:: Exercise inputs ::
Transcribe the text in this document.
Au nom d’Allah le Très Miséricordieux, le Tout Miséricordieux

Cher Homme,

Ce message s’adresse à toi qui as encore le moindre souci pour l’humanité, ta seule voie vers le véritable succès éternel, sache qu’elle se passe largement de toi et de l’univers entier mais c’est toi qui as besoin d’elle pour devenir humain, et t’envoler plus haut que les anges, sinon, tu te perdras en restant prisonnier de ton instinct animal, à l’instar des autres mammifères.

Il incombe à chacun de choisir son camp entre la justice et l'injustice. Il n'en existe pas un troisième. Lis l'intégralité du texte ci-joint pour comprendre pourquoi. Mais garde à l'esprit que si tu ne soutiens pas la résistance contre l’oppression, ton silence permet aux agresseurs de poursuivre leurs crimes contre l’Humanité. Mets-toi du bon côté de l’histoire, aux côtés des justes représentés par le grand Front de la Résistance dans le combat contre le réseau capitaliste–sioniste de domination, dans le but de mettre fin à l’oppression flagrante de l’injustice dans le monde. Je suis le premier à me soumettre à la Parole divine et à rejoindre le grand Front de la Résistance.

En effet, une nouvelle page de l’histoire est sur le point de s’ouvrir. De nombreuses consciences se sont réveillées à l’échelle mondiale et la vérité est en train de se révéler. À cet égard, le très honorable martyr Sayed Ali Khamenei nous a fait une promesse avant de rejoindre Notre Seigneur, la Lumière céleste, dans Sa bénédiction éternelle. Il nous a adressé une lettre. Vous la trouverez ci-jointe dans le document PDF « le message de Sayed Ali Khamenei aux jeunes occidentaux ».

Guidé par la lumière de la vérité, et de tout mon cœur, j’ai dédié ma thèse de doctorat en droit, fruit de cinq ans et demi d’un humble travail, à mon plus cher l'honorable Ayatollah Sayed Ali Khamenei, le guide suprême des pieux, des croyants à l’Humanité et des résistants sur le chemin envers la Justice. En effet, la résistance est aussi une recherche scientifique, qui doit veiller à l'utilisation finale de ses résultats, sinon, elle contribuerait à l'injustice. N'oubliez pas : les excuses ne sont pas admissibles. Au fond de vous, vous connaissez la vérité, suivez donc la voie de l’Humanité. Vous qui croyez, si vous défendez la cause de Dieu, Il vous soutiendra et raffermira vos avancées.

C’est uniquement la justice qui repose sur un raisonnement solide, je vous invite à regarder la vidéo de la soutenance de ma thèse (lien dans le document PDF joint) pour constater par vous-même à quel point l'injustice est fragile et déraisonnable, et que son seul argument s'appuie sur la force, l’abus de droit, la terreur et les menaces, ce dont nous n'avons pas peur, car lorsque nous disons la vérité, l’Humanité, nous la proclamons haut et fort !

:: Goal of the exercise ::
Reproduce each entry word for word.

:: The output ::
Transcribe the text in this document.
Au nom d’Allah le Très Miséricordieux, le Tout Miséricordieux

Cher Homme,

Ce message s’adresse à toi qui as encore le moindre souci pour l’humanité, ta seule voie vers le véritable succès éternel, sache qu’elle se passe largement de toi et de l’univers entier mais c’est toi qui as besoin d’elle pour devenir humain, et t’envoler plus haut que les anges, sinon, tu te perdras en restant prisonnier de ton instinct animal, à l’instar des autres mammifères.

Il incombe à chacun de choisir son camp entre la justice et l'injustice. Il n'en existe pas un troisième. Lis l'intégralité du texte ci-joint pour comprendre pourquoi. Mais garde à l'esprit que si tu ne soutiens pas la résistance contre l’oppression, ton silence permet aux agresseurs de poursuivre leurs crimes contre l’Humanité. Mets-toi du bon côté de l’histoire, aux côtés des justes représentés par le grand Front de la Résistance dans le combat contre le réseau capitaliste–sioniste de domination, dans le but de mettre fin à l’oppression flagrante de l’injustice dans le monde. Je suis le premier à me soumettre à la Parole divine et à rejoindre le grand Front de la Résistance.

En effet, une nouvelle page de l’histoire est sur le point de s’ouvrir. De nombreuses consciences se sont réveillées à l’échelle mondiale et la vérité est en train de se révéler. À cet égard, le très honorable martyr Sayed Ali Khamenei nous a fait une promesse avant de rejoindre Notre Seigneur, la Lumière céleste, dans Sa bénédiction éternelle. Il nous a adressé une lettre. Vous la trouverez ci-jointe dans le document PDF « le message de Sayed Ali Khamenei aux jeunes occidentaux ».

Guidé par la lumière de la vérité, et de tout mon cœur, j’ai dédié ma thèse de doctorat en droit, fruit de cinq ans et demi d’un humble travail, à mon plus cher l'honorable Ayatollah Sayed Ali Khamenei, le guide suprême des pieux, des croyants à l’Humanité et des résistants sur le chemin envers la Justice. En effet, la résistance est aussi une recherche scientifique, qui doit veiller à l'utilisation finale de ses résultats, sinon, elle contribuerait à l'injustice. N'oubliez pas : les excuses ne sont pas admissibles. Au fond de vous, vous connaissez la vérité, suivez donc la voie de l’Humanité. Vous qui croyez, si vous défendez la cause de Dieu, Il vous soutiendra et raffermira vos avancées.

C’est uniquement la justice qui repose sur un raisonnement solide, je vous invite à regarder la vidéo de la soutenance de ma thèse (lien dans le document PDF joint) pour constater par vous-même à quel point l'injustice est fragile et déraisonnable, et que son seul argument s'appuie sur la force, l’abus de droit, la terreur et les menaces, ce dont nous n'avons pas peur, car lorsque nous disons la vérité, l’Humanité, nous la proclamons haut et fort !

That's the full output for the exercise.